[Items from a data source]
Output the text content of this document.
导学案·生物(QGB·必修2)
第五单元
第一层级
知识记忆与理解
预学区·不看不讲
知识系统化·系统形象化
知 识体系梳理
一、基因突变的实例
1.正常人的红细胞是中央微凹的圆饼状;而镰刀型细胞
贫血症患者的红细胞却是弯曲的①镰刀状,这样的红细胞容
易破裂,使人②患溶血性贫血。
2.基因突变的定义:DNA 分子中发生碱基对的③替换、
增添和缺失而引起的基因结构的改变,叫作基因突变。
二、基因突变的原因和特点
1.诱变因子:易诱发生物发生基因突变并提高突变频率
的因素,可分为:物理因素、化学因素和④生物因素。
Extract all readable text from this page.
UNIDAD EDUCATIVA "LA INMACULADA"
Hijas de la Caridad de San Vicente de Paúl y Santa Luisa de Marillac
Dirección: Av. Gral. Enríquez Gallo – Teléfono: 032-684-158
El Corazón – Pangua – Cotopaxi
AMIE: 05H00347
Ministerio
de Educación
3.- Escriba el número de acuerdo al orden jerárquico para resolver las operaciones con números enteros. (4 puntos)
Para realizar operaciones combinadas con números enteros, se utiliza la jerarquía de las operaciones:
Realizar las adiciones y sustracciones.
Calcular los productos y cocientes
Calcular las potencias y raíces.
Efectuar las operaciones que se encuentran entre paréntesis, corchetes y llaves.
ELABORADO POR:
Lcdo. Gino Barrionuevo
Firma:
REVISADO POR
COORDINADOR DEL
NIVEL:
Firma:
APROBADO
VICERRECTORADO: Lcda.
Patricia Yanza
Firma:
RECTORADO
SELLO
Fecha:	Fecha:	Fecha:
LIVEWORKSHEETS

[Problem to solve] Copy out every line from the material above in which the word "this" appears.

[Solution]
Output the text content of this document.
Extract all readable text from this page.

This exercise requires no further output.